→ **What is asked**
Please quote every one of the items below word for word, leaving nothing out.

→ **Extracted data**

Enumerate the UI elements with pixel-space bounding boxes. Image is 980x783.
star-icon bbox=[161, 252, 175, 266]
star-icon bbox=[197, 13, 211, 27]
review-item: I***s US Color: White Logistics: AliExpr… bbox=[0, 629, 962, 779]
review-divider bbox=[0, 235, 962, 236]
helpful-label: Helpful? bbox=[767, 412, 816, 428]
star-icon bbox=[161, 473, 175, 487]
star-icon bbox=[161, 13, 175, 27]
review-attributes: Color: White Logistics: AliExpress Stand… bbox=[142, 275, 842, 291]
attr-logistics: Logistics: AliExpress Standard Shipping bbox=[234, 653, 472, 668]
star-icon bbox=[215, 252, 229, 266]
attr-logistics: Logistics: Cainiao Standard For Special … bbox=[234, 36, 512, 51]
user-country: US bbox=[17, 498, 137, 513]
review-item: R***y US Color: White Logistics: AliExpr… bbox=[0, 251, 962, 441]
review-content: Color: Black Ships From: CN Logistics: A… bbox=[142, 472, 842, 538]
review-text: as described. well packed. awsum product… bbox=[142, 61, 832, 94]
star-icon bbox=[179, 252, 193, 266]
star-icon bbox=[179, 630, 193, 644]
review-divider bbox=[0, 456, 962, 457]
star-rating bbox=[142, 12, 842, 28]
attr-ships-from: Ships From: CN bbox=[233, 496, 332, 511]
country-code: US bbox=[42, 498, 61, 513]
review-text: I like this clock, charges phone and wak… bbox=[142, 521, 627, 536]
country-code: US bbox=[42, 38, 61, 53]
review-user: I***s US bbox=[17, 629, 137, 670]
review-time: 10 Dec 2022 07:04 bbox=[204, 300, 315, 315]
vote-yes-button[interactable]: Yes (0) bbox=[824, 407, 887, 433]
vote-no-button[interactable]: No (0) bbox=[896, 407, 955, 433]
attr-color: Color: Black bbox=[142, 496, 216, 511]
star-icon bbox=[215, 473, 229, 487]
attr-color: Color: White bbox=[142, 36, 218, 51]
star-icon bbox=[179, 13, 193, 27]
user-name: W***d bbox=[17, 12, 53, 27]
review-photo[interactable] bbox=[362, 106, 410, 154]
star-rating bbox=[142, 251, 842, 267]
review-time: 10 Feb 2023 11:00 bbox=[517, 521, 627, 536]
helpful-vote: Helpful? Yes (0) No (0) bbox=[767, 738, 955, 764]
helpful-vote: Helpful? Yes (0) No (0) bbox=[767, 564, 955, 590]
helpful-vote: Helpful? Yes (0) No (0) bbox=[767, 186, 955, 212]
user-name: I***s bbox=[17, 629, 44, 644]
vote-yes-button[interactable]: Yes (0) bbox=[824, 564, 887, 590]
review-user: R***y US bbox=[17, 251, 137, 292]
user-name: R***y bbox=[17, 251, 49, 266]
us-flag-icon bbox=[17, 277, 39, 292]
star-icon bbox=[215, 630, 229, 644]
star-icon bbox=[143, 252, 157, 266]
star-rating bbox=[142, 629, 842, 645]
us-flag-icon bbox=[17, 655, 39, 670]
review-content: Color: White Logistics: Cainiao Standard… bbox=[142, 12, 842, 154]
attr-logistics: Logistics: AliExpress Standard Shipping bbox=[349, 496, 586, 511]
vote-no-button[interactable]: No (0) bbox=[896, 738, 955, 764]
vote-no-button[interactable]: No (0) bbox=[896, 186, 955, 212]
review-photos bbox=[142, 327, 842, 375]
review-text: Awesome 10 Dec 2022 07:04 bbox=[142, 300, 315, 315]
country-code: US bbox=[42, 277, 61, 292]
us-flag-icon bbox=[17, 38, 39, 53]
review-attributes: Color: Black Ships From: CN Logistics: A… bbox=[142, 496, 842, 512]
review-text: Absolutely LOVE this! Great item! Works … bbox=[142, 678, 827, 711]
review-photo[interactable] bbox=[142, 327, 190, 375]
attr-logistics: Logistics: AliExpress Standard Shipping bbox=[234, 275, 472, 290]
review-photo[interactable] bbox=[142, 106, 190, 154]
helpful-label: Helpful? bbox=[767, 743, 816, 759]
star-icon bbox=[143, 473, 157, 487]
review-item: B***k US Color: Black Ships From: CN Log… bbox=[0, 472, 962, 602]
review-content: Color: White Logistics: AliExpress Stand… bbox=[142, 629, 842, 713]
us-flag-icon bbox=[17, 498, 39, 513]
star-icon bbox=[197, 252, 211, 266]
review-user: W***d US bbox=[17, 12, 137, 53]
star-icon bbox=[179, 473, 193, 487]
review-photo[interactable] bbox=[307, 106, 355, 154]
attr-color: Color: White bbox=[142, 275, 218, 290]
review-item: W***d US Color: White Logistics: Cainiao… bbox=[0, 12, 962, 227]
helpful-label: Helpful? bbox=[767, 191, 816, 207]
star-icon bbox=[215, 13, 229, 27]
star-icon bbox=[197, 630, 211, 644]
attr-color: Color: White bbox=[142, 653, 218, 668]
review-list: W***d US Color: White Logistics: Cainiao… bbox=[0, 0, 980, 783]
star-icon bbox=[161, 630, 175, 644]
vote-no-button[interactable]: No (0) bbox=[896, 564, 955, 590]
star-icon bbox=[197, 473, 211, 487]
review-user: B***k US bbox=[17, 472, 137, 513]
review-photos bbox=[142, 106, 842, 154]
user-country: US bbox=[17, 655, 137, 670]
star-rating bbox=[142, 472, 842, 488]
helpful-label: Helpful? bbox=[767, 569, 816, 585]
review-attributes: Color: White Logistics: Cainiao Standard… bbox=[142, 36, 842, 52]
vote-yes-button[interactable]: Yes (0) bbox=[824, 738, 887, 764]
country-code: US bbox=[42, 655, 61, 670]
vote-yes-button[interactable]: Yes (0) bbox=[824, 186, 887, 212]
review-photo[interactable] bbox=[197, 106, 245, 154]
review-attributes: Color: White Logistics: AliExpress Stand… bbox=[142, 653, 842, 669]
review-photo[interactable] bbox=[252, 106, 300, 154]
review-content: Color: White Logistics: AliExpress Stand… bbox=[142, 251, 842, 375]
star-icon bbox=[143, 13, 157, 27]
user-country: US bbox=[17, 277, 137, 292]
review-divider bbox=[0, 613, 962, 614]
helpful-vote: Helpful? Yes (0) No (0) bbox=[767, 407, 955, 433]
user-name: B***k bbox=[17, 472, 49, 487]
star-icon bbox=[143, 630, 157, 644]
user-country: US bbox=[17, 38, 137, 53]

→ **Task solution**
Enumerate the UI elements with pixel-space bounding boxes. Image is 980x783.
star-icon bbox=[161, 252, 175, 266]
star-icon bbox=[197, 13, 211, 27]
review-item: I***s US Color: White Logistics: AliExpr… bbox=[0, 629, 962, 779]
review-divider bbox=[0, 235, 962, 236]
helpful-label: Helpful? bbox=[767, 412, 816, 428]
star-icon bbox=[161, 473, 175, 487]
star-icon bbox=[161, 13, 175, 27]
review-attributes: Color: White Logistics: AliExpress Stand… bbox=[142, 275, 842, 291]
attr-logistics: Logistics: AliExpress Standard Shipping bbox=[234, 653, 472, 668]
star-icon bbox=[215, 252, 229, 266]
attr-logistics: Logistics: Cainiao Standard For Special … bbox=[234, 36, 512, 51]
user-country: US bbox=[17, 498, 137, 513]
review-item: R***y US Color: White Logistics: AliExpr… bbox=[0, 251, 962, 441]
review-content: Color: Black Ships From: CN Logistics: A… bbox=[142, 472, 842, 538]
review-text: as described. well packed. awsum product… bbox=[142, 61, 832, 94]
star-icon bbox=[179, 252, 193, 266]
star-icon bbox=[179, 630, 193, 644]
review-divider bbox=[0, 456, 962, 457]
star-rating bbox=[142, 12, 842, 28]
attr-ships-from: Ships From: CN bbox=[233, 496, 332, 511]
country-code: US bbox=[42, 498, 61, 513]
review-text: I like this clock, charges phone and wak… bbox=[142, 521, 627, 536]
country-code: US bbox=[42, 38, 61, 53]
review-user: I***s US bbox=[17, 629, 137, 670]
review-time: 10 Dec 2022 07:04 bbox=[204, 300, 315, 315]
vote-yes-button[interactable]: Yes (0) bbox=[824, 407, 887, 433]
vote-no-button[interactable]: No (0) bbox=[896, 407, 955, 433]
attr-color: Color: Black bbox=[142, 496, 216, 511]
star-icon bbox=[215, 473, 229, 487]
attr-color: Color: White bbox=[142, 36, 218, 51]
star-icon bbox=[179, 13, 193, 27]
user-name: W***d bbox=[17, 12, 53, 27]
review-photo[interactable] bbox=[362, 106, 410, 154]
star-rating bbox=[142, 251, 842, 267]
review-time: 10 Feb 2023 11:00 bbox=[517, 521, 627, 536]
helpful-vote: Helpful? Yes (0) No (0) bbox=[767, 738, 955, 764]
helpful-vote: Helpful? Yes (0) No (0) bbox=[767, 564, 955, 590]
helpful-vote: Helpful? Yes (0) No (0) bbox=[767, 186, 955, 212]
user-name: I***s bbox=[17, 629, 44, 644]
vote-yes-button[interactable]: Yes (0) bbox=[824, 564, 887, 590]
review-user: R***y US bbox=[17, 251, 137, 292]
user-name: R***y bbox=[17, 251, 49, 266]
us-flag-icon bbox=[17, 277, 39, 292]
star-icon bbox=[215, 630, 229, 644]
star-icon bbox=[143, 252, 157, 266]
star-rating bbox=[142, 629, 842, 645]
us-flag-icon bbox=[17, 655, 39, 670]
review-content: Color: White Logistics: Cainiao Standard… bbox=[142, 12, 842, 154]
attr-logistics: Logistics: AliExpress Standard Shipping bbox=[349, 496, 586, 511]
vote-no-button[interactable]: No (0) bbox=[896, 738, 955, 764]
vote-no-button[interactable]: No (0) bbox=[896, 186, 955, 212]
review-photos bbox=[142, 327, 842, 375]
review-text: Awesome 10 Dec 2022 07:04 bbox=[142, 300, 315, 315]
country-code: US bbox=[42, 277, 61, 292]
us-flag-icon bbox=[17, 38, 39, 53]
review-attributes: Color: Black Ships From: CN Logistics: A… bbox=[142, 496, 842, 512]
review-text: Absolutely LOVE this! Great item! Works … bbox=[142, 678, 827, 711]
review-photo[interactable] bbox=[142, 327, 190, 375]
attr-logistics: Logistics: AliExpress Standard Shipping bbox=[234, 275, 472, 290]
review-photo[interactable] bbox=[142, 106, 190, 154]
helpful-label: Helpful? bbox=[767, 743, 816, 759]
star-icon bbox=[143, 473, 157, 487]
review-item: B***k US Color: Black Ships From: CN Log… bbox=[0, 472, 962, 602]
review-content: Color: White Logistics: AliExpress Stand… bbox=[142, 629, 842, 713]
us-flag-icon bbox=[17, 498, 39, 513]
star-icon bbox=[197, 252, 211, 266]
review-user: W***d US bbox=[17, 12, 137, 53]
star-icon bbox=[179, 473, 193, 487]
review-photo[interactable] bbox=[307, 106, 355, 154]
attr-color: Color: White bbox=[142, 275, 218, 290]
review-item: W***d US Color: White Logistics: Cainiao… bbox=[0, 12, 962, 227]
helpful-label: Helpful? bbox=[767, 191, 816, 207]
star-icon bbox=[215, 13, 229, 27]
star-icon bbox=[197, 630, 211, 644]
attr-color: Color: White bbox=[142, 653, 218, 668]
review-list: W***d US Color: White Logistics: Cainiao… bbox=[0, 0, 980, 783]
star-icon bbox=[161, 630, 175, 644]
vote-no-button[interactable]: No (0) bbox=[896, 564, 955, 590]
star-icon bbox=[197, 473, 211, 487]
review-user: B***k US bbox=[17, 472, 137, 513]
review-photos bbox=[142, 106, 842, 154]
user-country: US bbox=[17, 655, 137, 670]
star-rating bbox=[142, 472, 842, 488]
helpful-label: Helpful? bbox=[767, 569, 816, 585]
review-attributes: Color: White Logistics: Cainiao Standard… bbox=[142, 36, 842, 52]
vote-yes-button[interactable]: Yes (0) bbox=[824, 738, 887, 764]
country-code: US bbox=[42, 655, 61, 670]
vote-yes-button[interactable]: Yes (0) bbox=[824, 186, 887, 212]
review-photo[interactable] bbox=[197, 106, 245, 154]
review-attributes: Color: White Logistics: AliExpress Stand… bbox=[142, 653, 842, 669]
review-photo[interactable] bbox=[252, 106, 300, 154]
review-content: Color: White Logistics: AliExpress Stand… bbox=[142, 251, 842, 375]
star-icon bbox=[143, 13, 157, 27]
user-country: US bbox=[17, 277, 137, 292]
review-divider bbox=[0, 613, 962, 614]
helpful-vote: Helpful? Yes (0) No (0) bbox=[767, 407, 955, 433]
user-name: B***k bbox=[17, 472, 49, 487]
star-icon bbox=[143, 630, 157, 644]
user-country: US bbox=[17, 38, 137, 53]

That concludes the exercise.